▶ **TO BE DONE**
Write out the full set of records below exactly.
[start]
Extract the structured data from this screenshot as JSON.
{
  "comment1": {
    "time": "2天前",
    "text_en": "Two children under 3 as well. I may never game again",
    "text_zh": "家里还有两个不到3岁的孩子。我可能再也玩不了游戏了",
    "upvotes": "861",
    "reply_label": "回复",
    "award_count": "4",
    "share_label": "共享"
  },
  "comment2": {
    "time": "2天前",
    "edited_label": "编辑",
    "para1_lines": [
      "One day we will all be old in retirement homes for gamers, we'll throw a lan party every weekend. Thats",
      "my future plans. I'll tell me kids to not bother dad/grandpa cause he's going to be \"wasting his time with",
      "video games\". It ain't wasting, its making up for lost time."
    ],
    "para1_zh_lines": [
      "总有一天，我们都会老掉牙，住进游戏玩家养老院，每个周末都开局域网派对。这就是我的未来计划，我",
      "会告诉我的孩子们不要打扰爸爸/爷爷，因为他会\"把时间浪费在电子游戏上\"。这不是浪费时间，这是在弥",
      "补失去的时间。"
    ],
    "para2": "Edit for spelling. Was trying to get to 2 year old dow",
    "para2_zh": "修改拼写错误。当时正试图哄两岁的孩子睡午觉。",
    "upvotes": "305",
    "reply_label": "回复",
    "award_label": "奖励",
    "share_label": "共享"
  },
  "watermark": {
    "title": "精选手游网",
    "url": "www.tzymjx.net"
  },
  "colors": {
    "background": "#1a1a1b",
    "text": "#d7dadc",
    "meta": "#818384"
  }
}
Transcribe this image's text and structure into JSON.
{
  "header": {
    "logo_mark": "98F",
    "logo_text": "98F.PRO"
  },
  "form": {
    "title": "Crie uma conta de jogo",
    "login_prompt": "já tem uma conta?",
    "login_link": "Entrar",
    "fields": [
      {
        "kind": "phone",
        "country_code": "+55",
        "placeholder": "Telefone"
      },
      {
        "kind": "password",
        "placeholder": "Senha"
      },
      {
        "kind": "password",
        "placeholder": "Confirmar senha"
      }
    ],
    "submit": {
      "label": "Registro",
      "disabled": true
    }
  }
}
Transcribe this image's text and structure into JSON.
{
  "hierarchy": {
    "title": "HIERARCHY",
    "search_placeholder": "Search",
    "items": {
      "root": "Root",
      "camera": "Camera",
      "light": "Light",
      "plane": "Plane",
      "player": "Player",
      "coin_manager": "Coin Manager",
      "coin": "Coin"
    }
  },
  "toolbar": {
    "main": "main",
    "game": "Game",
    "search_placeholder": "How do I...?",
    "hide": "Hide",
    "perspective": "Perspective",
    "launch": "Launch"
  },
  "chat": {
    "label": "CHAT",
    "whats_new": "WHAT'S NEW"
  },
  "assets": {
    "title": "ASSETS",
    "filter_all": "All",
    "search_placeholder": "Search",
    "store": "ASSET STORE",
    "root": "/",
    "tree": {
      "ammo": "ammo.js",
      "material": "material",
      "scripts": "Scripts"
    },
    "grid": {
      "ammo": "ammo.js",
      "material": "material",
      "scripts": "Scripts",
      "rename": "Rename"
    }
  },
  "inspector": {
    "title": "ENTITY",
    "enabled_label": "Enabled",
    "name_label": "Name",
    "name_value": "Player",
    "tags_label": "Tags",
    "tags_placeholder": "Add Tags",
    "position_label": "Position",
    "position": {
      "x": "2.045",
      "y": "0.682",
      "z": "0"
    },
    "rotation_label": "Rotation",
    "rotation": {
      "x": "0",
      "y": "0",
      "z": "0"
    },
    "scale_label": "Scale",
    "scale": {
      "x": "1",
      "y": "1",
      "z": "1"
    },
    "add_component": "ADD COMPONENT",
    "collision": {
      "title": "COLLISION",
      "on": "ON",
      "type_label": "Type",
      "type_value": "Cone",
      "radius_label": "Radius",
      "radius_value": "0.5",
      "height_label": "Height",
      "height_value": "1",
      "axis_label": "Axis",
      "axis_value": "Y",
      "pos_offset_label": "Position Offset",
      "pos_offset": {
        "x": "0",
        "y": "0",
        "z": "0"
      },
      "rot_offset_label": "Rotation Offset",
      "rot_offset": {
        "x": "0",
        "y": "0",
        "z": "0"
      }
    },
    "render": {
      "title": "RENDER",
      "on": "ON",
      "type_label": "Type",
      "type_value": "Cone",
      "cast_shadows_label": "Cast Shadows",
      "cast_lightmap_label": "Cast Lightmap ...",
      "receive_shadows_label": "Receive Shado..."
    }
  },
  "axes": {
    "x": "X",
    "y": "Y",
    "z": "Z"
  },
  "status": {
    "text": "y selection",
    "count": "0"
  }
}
[end]
▶ **WRITTEN RESPONSE**
Extract the structured data from this screenshot as JSON.
{
  "comment1": {
    "time": "2天前",
    "text_en": "Two children under 3 as well. I may never game again",
    "text_zh": "家里还有两个不到3岁的孩子。我可能再也玩不了游戏了",
    "upvotes": "861",
    "reply_label": "回复",
    "award_count": "4",
    "share_label": "共享"
  },
  "comment2": {
    "time": "2天前",
    "edited_label": "编辑",
    "para1_lines": [
      "One day we will all be old in retirement homes for gamers, we'll throw a lan party every weekend. Thats",
      "my future plans. I'll tell me kids to not bother dad/grandpa cause he's going to be \"wasting his time with",
      "video games\". It ain't wasting, its making up for lost time."
    ],
    "para1_zh_lines": [
      "总有一天，我们都会老掉牙，住进游戏玩家养老院，每个周末都开局域网派对。这就是我的未来计划，我",
      "会告诉我的孩子们不要打扰爸爸/爷爷，因为他会\"把时间浪费在电子游戏上\"。这不是浪费时间，这是在弥",
      "补失去的时间。"
    ],
    "para2": "Edit for spelling. Was trying to get to 2 year old dow",
    "para2_zh": "修改拼写错误。当时正试图哄两岁的孩子睡午觉。",
    "upvotes": "305",
    "reply_label": "回复",
    "award_label": "奖励",
    "share_label": "共享"
  },
  "watermark": {
    "title": "精选手游网",
    "url": "www.tzymjx.net"
  },
  "colors": {
    "background": "#1a1a1b",
    "text": "#d7dadc",
    "meta": "#818384"
  }
}
Transcribe this image's text and structure into JSON.
{
  "header": {
    "logo_mark": "98F",
    "logo_text": "98F.PRO"
  },
  "form": {
    "title": "Crie uma conta de jogo",
    "login_prompt": "já tem uma conta?",
    "login_link": "Entrar",
    "fields": [
      {
        "kind": "phone",
        "country_code": "+55",
        "placeholder": "Telefone"
      },
      {
        "kind": "password",
        "placeholder": "Senha"
      },
      {
        "kind": "password",
        "placeholder": "Confirmar senha"
      }
    ],
    "submit": {
      "label": "Registro",
      "disabled": true
    }
  }
}
Transcribe this image's text and structure into JSON.
{
  "hierarchy": {
    "title": "HIERARCHY",
    "search_placeholder": "Search",
    "items": {
      "root": "Root",
      "camera": "Camera",
      "light": "Light",
      "plane": "Plane",
      "player": "Player",
      "coin_manager": "Coin Manager",
      "coin": "Coin"
    }
  },
  "toolbar": {
    "main": "main",
    "game": "Game",
    "search_placeholder": "How do I...?",
    "hide": "Hide",
    "perspective": "Perspective",
    "launch": "Launch"
  },
  "chat": {
    "label": "CHAT",
    "whats_new": "WHAT'S NEW"
  },
  "assets": {
    "title": "ASSETS",
    "filter_all": "All",
    "search_placeholder": "Search",
    "store": "ASSET STORE",
    "root": "/",
    "tree": {
      "ammo": "ammo.js",
      "material": "material",
      "scripts": "Scripts"
    },
    "grid": {
      "ammo": "ammo.js",
      "material": "material",
      "scripts": "Scripts",
      "rename": "Rename"
    }
  },
  "inspector": {
    "title": "ENTITY",
    "enabled_label": "Enabled",
    "name_label": "Name",
    "name_value": "Player",
    "tags_label": "Tags",
    "tags_placeholder": "Add Tags",
    "position_label": "Position",
    "position": {
      "x": "2.045",
      "y": "0.682",
      "z": "0"
    },
    "rotation_label": "Rotation",
    "rotation": {
      "x": "0",
      "y": "0",
      "z": "0"
    },
    "scale_label": "Scale",
    "scale": {
      "x": "1",
      "y": "1",
      "z": "1"
    },
    "add_component": "ADD COMPONENT",
    "collision": {
      "title": "COLLISION",
      "on": "ON",
      "type_label": "Type",
      "type_value": "Cone",
      "radius_label": "Radius",
      "radius_value": "0.5",
      "height_label": "Height",
      "height_value": "1",
      "axis_label": "Axis",
      "axis_value": "Y",
      "pos_offset_label": "Position Offset",
      "pos_offset": {
        "x": "0",
        "y": "0",
        "z": "0"
      },
      "rot_offset_label": "Rotation Offset",
      "rot_offset": {
        "x": "0",
        "y": "0",
        "z": "0"
      }
    },
    "render": {
      "title": "RENDER",
      "on": "ON",
      "type_label": "Type",
      "type_value": "Cone",
      "cast_shadows_label": "Cast Shadows",
      "cast_lightmap_label": "Cast Lightmap ...",
      "receive_shadows_label": "Receive Shado..."
    }
  },
  "axes": {
    "x": "X",
    "y": "Y",
    "z": "Z"
  },
  "status": {
    "text": "y selection",
    "count": "0"
  }
}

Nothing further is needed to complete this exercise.